• **DIRECTIONS**:
Your task is to transcribe the data in full.

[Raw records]
= = = = =

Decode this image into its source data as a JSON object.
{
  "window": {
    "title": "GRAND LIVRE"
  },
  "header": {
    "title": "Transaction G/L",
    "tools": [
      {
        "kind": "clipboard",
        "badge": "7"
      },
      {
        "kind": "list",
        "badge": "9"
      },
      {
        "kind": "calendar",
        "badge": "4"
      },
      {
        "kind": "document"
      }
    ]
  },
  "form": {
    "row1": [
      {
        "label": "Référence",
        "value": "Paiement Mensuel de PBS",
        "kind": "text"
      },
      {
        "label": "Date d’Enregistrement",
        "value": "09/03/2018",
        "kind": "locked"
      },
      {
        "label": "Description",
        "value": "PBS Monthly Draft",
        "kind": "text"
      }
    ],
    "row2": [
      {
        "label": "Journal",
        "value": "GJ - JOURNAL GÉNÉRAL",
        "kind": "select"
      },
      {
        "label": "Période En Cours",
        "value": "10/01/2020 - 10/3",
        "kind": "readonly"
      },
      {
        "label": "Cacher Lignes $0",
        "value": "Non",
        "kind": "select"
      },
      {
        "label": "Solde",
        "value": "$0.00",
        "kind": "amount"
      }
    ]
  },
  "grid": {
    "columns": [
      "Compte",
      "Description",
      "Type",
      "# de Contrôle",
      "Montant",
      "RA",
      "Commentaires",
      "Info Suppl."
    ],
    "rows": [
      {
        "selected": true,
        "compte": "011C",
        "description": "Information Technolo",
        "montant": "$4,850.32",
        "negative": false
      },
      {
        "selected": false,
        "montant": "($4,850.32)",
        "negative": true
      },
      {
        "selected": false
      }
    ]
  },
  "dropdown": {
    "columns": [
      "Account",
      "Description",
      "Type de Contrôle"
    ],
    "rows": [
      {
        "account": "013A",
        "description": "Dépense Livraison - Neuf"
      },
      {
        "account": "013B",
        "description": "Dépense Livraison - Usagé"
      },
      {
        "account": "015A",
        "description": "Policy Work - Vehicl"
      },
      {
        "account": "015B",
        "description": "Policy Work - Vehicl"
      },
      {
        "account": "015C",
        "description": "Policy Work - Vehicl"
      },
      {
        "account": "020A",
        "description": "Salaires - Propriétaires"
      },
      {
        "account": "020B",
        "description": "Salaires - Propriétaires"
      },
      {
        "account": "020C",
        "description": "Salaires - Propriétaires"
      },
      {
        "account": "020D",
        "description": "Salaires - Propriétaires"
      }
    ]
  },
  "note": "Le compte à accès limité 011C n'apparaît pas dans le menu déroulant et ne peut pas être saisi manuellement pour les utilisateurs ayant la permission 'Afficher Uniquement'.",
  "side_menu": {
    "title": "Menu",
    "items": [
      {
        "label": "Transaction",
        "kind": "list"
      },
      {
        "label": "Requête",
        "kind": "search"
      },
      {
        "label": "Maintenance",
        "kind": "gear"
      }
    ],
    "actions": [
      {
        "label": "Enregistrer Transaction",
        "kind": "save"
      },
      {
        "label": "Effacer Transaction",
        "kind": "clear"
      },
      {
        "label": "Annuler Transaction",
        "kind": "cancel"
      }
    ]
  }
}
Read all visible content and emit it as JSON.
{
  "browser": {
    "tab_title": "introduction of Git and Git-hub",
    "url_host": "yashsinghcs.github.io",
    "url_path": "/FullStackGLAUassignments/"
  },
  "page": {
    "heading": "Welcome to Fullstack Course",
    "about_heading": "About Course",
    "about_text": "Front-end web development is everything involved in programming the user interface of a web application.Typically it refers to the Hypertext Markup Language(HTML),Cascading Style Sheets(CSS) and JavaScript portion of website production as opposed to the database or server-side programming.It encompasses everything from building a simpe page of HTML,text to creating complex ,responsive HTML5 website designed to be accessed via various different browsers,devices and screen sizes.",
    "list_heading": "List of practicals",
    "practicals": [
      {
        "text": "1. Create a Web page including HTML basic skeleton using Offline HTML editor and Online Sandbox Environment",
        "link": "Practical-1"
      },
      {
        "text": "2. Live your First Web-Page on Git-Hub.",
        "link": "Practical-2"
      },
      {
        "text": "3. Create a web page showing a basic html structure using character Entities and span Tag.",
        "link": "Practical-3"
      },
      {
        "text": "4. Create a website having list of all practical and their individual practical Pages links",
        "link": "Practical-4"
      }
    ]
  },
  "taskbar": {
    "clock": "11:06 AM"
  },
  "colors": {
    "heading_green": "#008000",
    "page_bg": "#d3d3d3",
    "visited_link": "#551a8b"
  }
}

= = = = =

• **COMPLETE ANSWER**:
Decode this image into its source data as a JSON object.
{
  "window": {
    "title": "GRAND LIVRE"
  },
  "header": {
    "title": "Transaction G/L",
    "tools": [
      {
        "kind": "clipboard",
        "badge": "7"
      },
      {
        "kind": "list",
        "badge": "9"
      },
      {
        "kind": "calendar",
        "badge": "4"
      },
      {
        "kind": "document"
      }
    ]
  },
  "form": {
    "row1": [
      {
        "label": "Référence",
        "value": "Paiement Mensuel de PBS",
        "kind": "text"
      },
      {
        "label": "Date d’Enregistrement",
        "value": "09/03/2018",
        "kind": "locked"
      },
      {
        "label": "Description",
        "value": "PBS Monthly Draft",
        "kind": "text"
      }
    ],
    "row2": [
      {
        "label": "Journal",
        "value": "GJ - JOURNAL GÉNÉRAL",
        "kind": "select"
      },
      {
        "label": "Période En Cours",
        "value": "10/01/2020 - 10/3",
        "kind": "readonly"
      },
      {
        "label": "Cacher Lignes $0",
        "value": "Non",
        "kind": "select"
      },
      {
        "label": "Solde",
        "value": "$0.00",
        "kind": "amount"
      }
    ]
  },
  "grid": {
    "columns": [
      "Compte",
      "Description",
      "Type",
      "# de Contrôle",
      "Montant",
      "RA",
      "Commentaires",
      "Info Suppl."
    ],
    "rows": [
      {
        "selected": true,
        "compte": "011C",
        "description": "Information Technolo",
        "montant": "$4,850.32",
        "negative": false
      },
      {
        "selected": false,
        "montant": "($4,850.32)",
        "negative": true
      },
      {
        "selected": false
      }
    ]
  },
  "dropdown": {
    "columns": [
      "Account",
      "Description",
      "Type de Contrôle"
    ],
    "rows": [
      {
        "account": "013A",
        "description": "Dépense Livraison - Neuf"
      },
      {
        "account": "013B",
        "description": "Dépense Livraison - Usagé"
      },
      {
        "account": "015A",
        "description": "Policy Work - Vehicl"
      },
      {
        "account": "015B",
        "description": "Policy Work - Vehicl"
      },
      {
        "account": "015C",
        "description": "Policy Work - Vehicl"
      },
      {
        "account": "020A",
        "description": "Salaires - Propriétaires"
      },
      {
        "account": "020B",
        "description": "Salaires - Propriétaires"
      },
      {
        "account": "020C",
        "description": "Salaires - Propriétaires"
      },
      {
        "account": "020D",
        "description": "Salaires - Propriétaires"
      }
    ]
  },
  "note": "Le compte à accès limité 011C n'apparaît pas dans le menu déroulant et ne peut pas être saisi manuellement pour les utilisateurs ayant la permission 'Afficher Uniquement'.",
  "side_menu": {
    "title": "Menu",
    "items": [
      {
        "label": "Transaction",
        "kind": "list"
      },
      {
        "label": "Requête",
        "kind": "search"
      },
      {
        "label": "Maintenance",
        "kind": "gear"
      }
    ],
    "actions": [
      {
        "label": "Enregistrer Transaction",
        "kind": "save"
      },
      {
        "label": "Effacer Transaction",
        "kind": "clear"
      },
      {
        "label": "Annuler Transaction",
        "kind": "cancel"
      }
    ]
  }
}
Read all visible content and emit it as JSON.
{
  "browser": {
    "tab_title": "introduction of Git and Git-hub",
    "url_host": "yashsinghcs.github.io",
    "url_path": "/FullStackGLAUassignments/"
  },
  "page": {
    "heading": "Welcome to Fullstack Course",
    "about_heading": "About Course",
    "about_text": "Front-end web development is everything involved in programming the user interface of a web application.Typically it refers to the Hypertext Markup Language(HTML),Cascading Style Sheets(CSS) and JavaScript portion of website production as opposed to the database or server-side programming.It encompasses everything from building a simpe page of HTML,text to creating complex ,responsive HTML5 website designed to be accessed via various different browsers,devices and screen sizes.",
    "list_heading": "List of practicals",
    "practicals": [
      {
        "text": "1. Create a Web page including HTML basic skeleton using Offline HTML editor and Online Sandbox Environment",
        "link": "Practical-1"
      },
      {
        "text": "2. Live your First Web-Page on Git-Hub.",
        "link": "Practical-2"
      },
      {
        "text": "3. Create a web page showing a basic html structure using character Entities and span Tag.",
        "link": "Practical-3"
      },
      {
        "text": "4. Create a website having list of all practical and their individual practical Pages links",
        "link": "Practical-4"
      }
    ]
  },
  "taskbar": {
    "clock": "11:06 AM"
  },
  "colors": {
    "heading_green": "#008000",
    "page_bg": "#d3d3d3",
    "visited_link": "#551a8b"
  }
}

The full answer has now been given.